文档节选:
The 3n + 1 problem（问题 1095）

原题链接：http://www.dotcpp.com/oj/problem1095.html

题目描述

Consider the following algorithm to generate a sequence of numbers. Start with an integer n. If n is even, divide by 2. If n is odd, multiply by 3 and add 1. Repeat this process with the new value of n, terminating when n = 1. For example, the following sequence of numbers will be generated for n = 22: 22 11 34 17 52 26 13 40 20 10 5 16 8 4 2 1 It is conjectured (but not yet proven) that this algorithm will terminate at n = 1 for every integer n. Still, the conjecture holds for all integers up to at least 1, 000, 000. For an input n, the cycle-length of n is the number of numbers generated up to and including the 1. In the example above, the cycle length of 22 is 16. Given any two numbers i and j, you are to determine the maximum cycle length over all numbers between i and j, including both endpoints.

输入

The input will consist of a series of pairs of integers i and j, one pair of integers per line. All integers will be less than 1,000,000 and greater than 0.

任务要求 A: 将条目中从含有“contour-inner-eps-G — [196, 831, 267, 836]”的那一行到含有“contour-inner-L-G — [421, 664, 484, 769]”的那一行重新写出，把其中的“panel-frame”改成“panel-box”，其余内容一概不变。

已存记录
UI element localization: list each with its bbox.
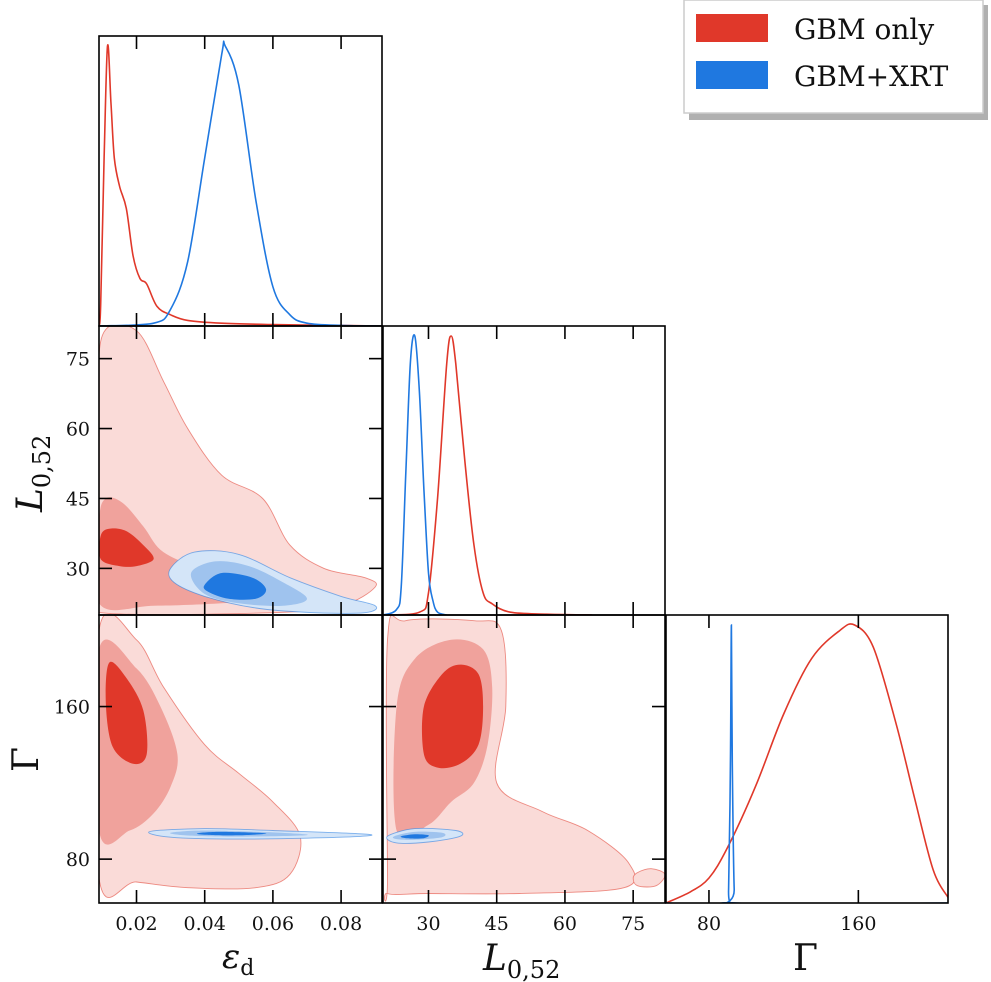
contour-inner-eps-G — [196, 831, 267, 836]
contour-outer-L-G — [632, 868, 665, 888]
x-tick-label: 60 — [553, 913, 577, 935]
marginal-line — [666, 623, 948, 903]
corner-panels: 0.02 0.04 0.06 0.08 30 45 60 75 80 160 30 45 60 75 80 1… — [54, 35, 949, 935]
contour-group — [99, 615, 302, 898]
x-tick-label: 160 — [840, 913, 876, 935]
marginal-line — [383, 335, 593, 615]
panel-frame — [382, 325, 666, 616]
x-tick-label: 45 — [485, 913, 509, 935]
marginal-L — [383, 334, 593, 615]
marginal-line — [383, 334, 447, 615]
x-tick-label: 0.02 — [115, 913, 157, 935]
panel-frame — [665, 614, 949, 904]
panel-frame — [98, 614, 383, 904]
x-tick-label: 0.06 — [252, 913, 294, 935]
marginal-line — [99, 40, 382, 326]
y-tick-label: 60 — [66, 419, 90, 441]
contour-inner-L-G — [400, 834, 429, 839]
legend-swatch-gbm-xrt — [696, 61, 768, 89]
x-label-luminosity: L0,52 — [482, 938, 560, 982]
y-tick-label: 80 — [66, 849, 90, 871]
contour-inner-eps-L — [99, 528, 154, 567]
contour-group — [386, 827, 464, 844]
axis-labels: εd L0,52 Γ L0,52 Γ — [6, 435, 818, 982]
marginal-G — [666, 623, 948, 903]
y-tick-label: 30 — [66, 558, 90, 580]
y-tick-label: 75 — [66, 349, 90, 371]
x-tick-label: 0.04 — [184, 913, 226, 935]
y-label-gamma: Γ — [6, 747, 47, 772]
y-label-luminosity: L0,52 — [10, 435, 56, 513]
contour-group — [148, 828, 373, 840]
contour-inner-eps-G — [105, 661, 148, 765]
x-label-epsilon: εd — [222, 937, 254, 981]
panel-frame — [98, 35, 383, 327]
marginal-eps — [99, 40, 382, 326]
legend: GBM only GBM+XRT — [683, 0, 988, 120]
marginal-line — [99, 44, 382, 326]
legend-swatch-gbm-only — [696, 14, 768, 42]
contour-inner-eps-L — [203, 572, 267, 600]
legend-label-gbm-xrt: GBM+XRT — [794, 60, 949, 93]
x-tick-label: 0.08 — [320, 913, 362, 935]
x-label-gamma: Γ — [793, 938, 818, 979]
x-tick-label: 80 — [697, 913, 721, 935]
contour-group — [632, 868, 665, 888]
legend-label-gbm-only: GBM only — [794, 13, 934, 46]
y-tick-label: 160 — [54, 697, 90, 719]
contour-group — [168, 550, 378, 614]
contour-inner-L-G — [421, 664, 484, 769]
x-tick-label: 30 — [416, 913, 440, 935]
contour-group — [384, 615, 636, 902]
x-tick-label: 75 — [621, 913, 645, 935]
panel-frame — [382, 614, 666, 904]
y-tick-label: 45 — [66, 488, 90, 510]
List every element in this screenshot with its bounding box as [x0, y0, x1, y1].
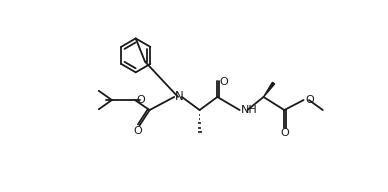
Text: N: N: [175, 90, 183, 103]
Text: O: O: [219, 77, 228, 87]
Text: NH: NH: [241, 105, 258, 115]
Text: O: O: [281, 128, 289, 138]
Text: O: O: [136, 95, 145, 105]
Text: O: O: [305, 95, 314, 105]
Polygon shape: [263, 82, 275, 97]
Text: O: O: [133, 126, 142, 136]
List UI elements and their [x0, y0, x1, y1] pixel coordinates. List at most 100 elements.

任务要求 B: 按照关于 3n + 1 问题的文档节选，22 的循环长度是多少？

参考答案 A:
contour-inner-eps-G — [196, 831, 267, 836]
contour-outer-L-G — [632, 868, 665, 888]
x-tick-label: 60 — [553, 913, 577, 935]
marginal-line — [666, 623, 948, 903]
corner-panels: 0.02 0.04 0.06 0.08 30 45 60 75 80 160 30 45 60 75 80 1… — [54, 35, 949, 935]
contour-group — [99, 615, 302, 898]
x-tick-label: 160 — [840, 913, 876, 935]
marginal-line — [383, 335, 593, 615]
panel-box — [382, 325, 666, 616]
x-tick-label: 45 — [485, 913, 509, 935]
marginal-L — [383, 334, 593, 615]
marginal-line — [383, 334, 447, 615]
x-tick-label: 0.02 — [115, 913, 157, 935]
panel-box — [665, 614, 949, 904]
panel-box — [98, 614, 383, 904]
x-tick-label: 0.06 — [252, 913, 294, 935]
marginal-line — [99, 40, 382, 326]
y-tick-label: 60 — [66, 419, 90, 441]
contour-inner-L-G — [400, 834, 429, 839]
legend-swatch-gbm-xrt — [696, 61, 768, 89]
x-label-luminosity: L0,52 — [482, 938, 560, 982]
y-tick-label: 80 — [66, 849, 90, 871]
contour-inner-eps-L — [99, 528, 154, 567]
contour-group — [386, 827, 464, 844]
axis-labels: εd L0,52 Γ L0,52 Γ — [6, 435, 818, 982]
marginal-G — [666, 623, 948, 903]
y-tick-label: 30 — [66, 558, 90, 580]
y-tick-label: 75 — [66, 349, 90, 371]
x-tick-label: 0.04 — [184, 913, 226, 935]
y-label-gamma: Γ — [6, 747, 47, 772]
y-label-luminosity: L0,52 — [10, 435, 56, 513]
contour-group — [148, 828, 373, 840]
contour-inner-eps-G — [105, 661, 148, 765]
x-label-epsilon: εd — [222, 937, 254, 981]
panel-box — [98, 35, 383, 327]
marginal-eps — [99, 40, 382, 326]
legend: GBM only GBM+XRT — [683, 0, 988, 120]
marginal-line — [99, 44, 382, 326]
legend-swatch-gbm-only — [696, 14, 768, 42]
contour-inner-eps-L — [203, 572, 267, 600]
legend-label-gbm-xrt: GBM+XRT — [794, 60, 949, 93]
x-tick-label: 0.08 — [320, 913, 362, 935]
x-label-gamma: Γ — [793, 938, 818, 979]
x-tick-label: 80 — [697, 913, 721, 935]
contour-group — [632, 868, 665, 888]
legend-label-gbm-only: GBM only — [794, 13, 934, 46]
y-tick-label: 160 — [54, 697, 90, 719]
contour-group — [168, 550, 378, 614]
contour-inner-L-G — [421, 664, 484, 769]

参考答案 B: 22 的循环长度是 16。